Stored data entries
____

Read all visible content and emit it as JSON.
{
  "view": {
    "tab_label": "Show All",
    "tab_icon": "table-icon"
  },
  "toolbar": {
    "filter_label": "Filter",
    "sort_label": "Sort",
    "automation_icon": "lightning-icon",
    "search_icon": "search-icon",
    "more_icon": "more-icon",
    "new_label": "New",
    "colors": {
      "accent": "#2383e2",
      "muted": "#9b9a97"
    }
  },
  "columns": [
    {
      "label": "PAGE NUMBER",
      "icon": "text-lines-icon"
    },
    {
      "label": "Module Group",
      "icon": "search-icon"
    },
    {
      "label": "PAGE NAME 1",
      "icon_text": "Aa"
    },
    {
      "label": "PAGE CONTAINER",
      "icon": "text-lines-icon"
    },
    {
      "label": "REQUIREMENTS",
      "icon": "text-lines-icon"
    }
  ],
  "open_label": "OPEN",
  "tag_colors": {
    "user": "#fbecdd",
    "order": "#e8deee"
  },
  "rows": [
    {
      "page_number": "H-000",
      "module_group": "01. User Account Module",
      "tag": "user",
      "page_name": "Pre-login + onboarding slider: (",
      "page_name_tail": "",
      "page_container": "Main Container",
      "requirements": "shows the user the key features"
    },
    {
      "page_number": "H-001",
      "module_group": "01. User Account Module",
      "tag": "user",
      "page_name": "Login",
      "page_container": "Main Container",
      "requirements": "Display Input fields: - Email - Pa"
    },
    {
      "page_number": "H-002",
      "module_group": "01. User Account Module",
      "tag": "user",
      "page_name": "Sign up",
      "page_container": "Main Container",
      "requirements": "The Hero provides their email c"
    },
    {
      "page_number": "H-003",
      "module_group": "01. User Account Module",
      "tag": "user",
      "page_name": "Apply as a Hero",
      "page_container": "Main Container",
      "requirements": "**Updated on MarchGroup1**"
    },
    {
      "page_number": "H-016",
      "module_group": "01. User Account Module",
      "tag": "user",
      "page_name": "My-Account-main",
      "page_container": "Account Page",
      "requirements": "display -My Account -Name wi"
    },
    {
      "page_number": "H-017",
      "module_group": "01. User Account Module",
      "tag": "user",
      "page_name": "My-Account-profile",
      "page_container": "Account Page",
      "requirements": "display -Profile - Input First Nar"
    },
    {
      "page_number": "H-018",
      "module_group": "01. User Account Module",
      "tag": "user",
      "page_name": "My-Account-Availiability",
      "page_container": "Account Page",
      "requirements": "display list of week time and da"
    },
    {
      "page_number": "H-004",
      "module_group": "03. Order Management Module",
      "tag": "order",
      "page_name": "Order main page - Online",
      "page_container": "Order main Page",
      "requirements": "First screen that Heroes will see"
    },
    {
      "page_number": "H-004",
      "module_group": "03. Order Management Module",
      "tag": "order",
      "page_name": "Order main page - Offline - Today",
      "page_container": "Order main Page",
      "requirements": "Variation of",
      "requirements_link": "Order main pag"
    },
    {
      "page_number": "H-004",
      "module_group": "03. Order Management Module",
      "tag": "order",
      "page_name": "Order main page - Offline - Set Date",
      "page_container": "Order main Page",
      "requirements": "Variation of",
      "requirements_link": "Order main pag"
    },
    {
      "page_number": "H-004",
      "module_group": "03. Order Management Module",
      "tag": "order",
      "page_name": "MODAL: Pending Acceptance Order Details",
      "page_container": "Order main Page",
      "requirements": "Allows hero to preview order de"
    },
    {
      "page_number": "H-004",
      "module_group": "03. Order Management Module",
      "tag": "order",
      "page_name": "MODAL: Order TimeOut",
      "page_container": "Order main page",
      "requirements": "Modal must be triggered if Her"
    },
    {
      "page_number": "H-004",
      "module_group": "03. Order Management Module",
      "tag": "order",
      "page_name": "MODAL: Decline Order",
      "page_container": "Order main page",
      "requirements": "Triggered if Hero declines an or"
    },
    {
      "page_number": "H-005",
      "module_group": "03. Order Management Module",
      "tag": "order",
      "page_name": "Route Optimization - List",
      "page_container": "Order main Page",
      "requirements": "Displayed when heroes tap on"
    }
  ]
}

____

- _Given task_
Repeat every entry exactly as written above.

- _Right answer_
Read all visible content and emit it as JSON.
{
  "view": {
    "tab_label": "Show All",
    "tab_icon": "table-icon"
  },
  "toolbar": {
    "filter_label": "Filter",
    "sort_label": "Sort",
    "automation_icon": "lightning-icon",
    "search_icon": "search-icon",
    "more_icon": "more-icon",
    "new_label": "New",
    "colors": {
      "accent": "#2383e2",
      "muted": "#9b9a97"
    }
  },
  "columns": [
    {
      "label": "PAGE NUMBER",
      "icon": "text-lines-icon"
    },
    {
      "label": "Module Group",
      "icon": "search-icon"
    },
    {
      "label": "PAGE NAME 1",
      "icon_text": "Aa"
    },
    {
      "label": "PAGE CONTAINER",
      "icon": "text-lines-icon"
    },
    {
      "label": "REQUIREMENTS",
      "icon": "text-lines-icon"
    }
  ],
  "open_label": "OPEN",
  "tag_colors": {
    "user": "#fbecdd",
    "order": "#e8deee"
  },
  "rows": [
    {
      "page_number": "H-000",
      "module_group": "01. User Account Module",
      "tag": "user",
      "page_name": "Pre-login + onboarding slider: (",
      "page_name_tail": "",
      "page_container": "Main Container",
      "requirements": "shows the user the key features"
    },
    {
      "page_number": "H-001",
      "module_group": "01. User Account Module",
      "tag": "user",
      "page_name": "Login",
      "page_container": "Main Container",
      "requirements": "Display Input fields: - Email - Pa"
    },
    {
      "page_number": "H-002",
      "module_group": "01. User Account Module",
      "tag": "user",
      "page_name": "Sign up",
      "page_container": "Main Container",
      "requirements": "The Hero provides their email c"
    },
    {
      "page_number": "H-003",
      "module_group": "01. User Account Module",
      "tag": "user",
      "page_name": "Apply as a Hero",
      "page_container": "Main Container",
      "requirements": "**Updated on MarchGroup1**"
    },
    {
      "page_number": "H-016",
      "module_group": "01. User Account Module",
      "tag": "user",
      "page_name": "My-Account-main",
      "page_container": "Account Page",
      "requirements": "display -My Account -Name wi"
    },
    {
      "page_number": "H-017",
      "module_group": "01. User Account Module",
      "tag": "user",
      "page_name": "My-Account-profile",
      "page_container": "Account Page",
      "requirements": "display -Profile - Input First Nar"
    },
    {
      "page_number": "H-018",
      "module_group": "01. User Account Module",
      "tag": "user",
      "page_name": "My-Account-Availiability",
      "page_container": "Account Page",
      "requirements": "display list of week time and da"
    },
    {
      "page_number": "H-004",
      "module_group": "03. Order Management Module",
      "tag": "order",
      "page_name": "Order main page - Online",
      "page_container": "Order main Page",
      "requirements": "First screen that Heroes will see"
    },
    {
      "page_number": "H-004",
      "module_group": "03. Order Management Module",
      "tag": "order",
      "page_name": "Order main page - Offline - Today",
      "page_container": "Order main Page",
      "requirements": "Variation of",
      "requirements_link": "Order main pag"
    },
    {
      "page_number": "H-004",
      "module_group": "03. Order Management Module",
      "tag": "order",
      "page_name": "Order main page - Offline - Set Date",
      "page_container": "Order main Page",
      "requirements": "Variation of",
      "requirements_link": "Order main pag"
    },
    {
      "page_number": "H-004",
      "module_group": "03. Order Management Module",
      "tag": "order",
      "page_name": "MODAL: Pending Acceptance Order Details",
      "page_container": "Order main Page",
      "requirements": "Allows hero to preview order de"
    },
    {
      "page_number": "H-004",
      "module_group": "03. Order Management Module",
      "tag": "order",
      "page_name": "MODAL: Order TimeOut",
      "page_container": "Order main page",
      "requirements": "Modal must be triggered if Her"
    },
    {
      "page_number": "H-004",
      "module_group": "03. Order Management Module",
      "tag": "order",
      "page_name": "MODAL: Decline Order",
      "page_container": "Order main page",
      "requirements": "Triggered if Hero declines an or"
    },
    {
      "page_number": "H-005",
      "module_group": "03. Order Management Module",
      "tag": "order",
      "page_name": "Route Optimization - List",
      "page_container": "Order main Page",
      "requirements": "Displayed when heroes tap on"
    }
  ]
}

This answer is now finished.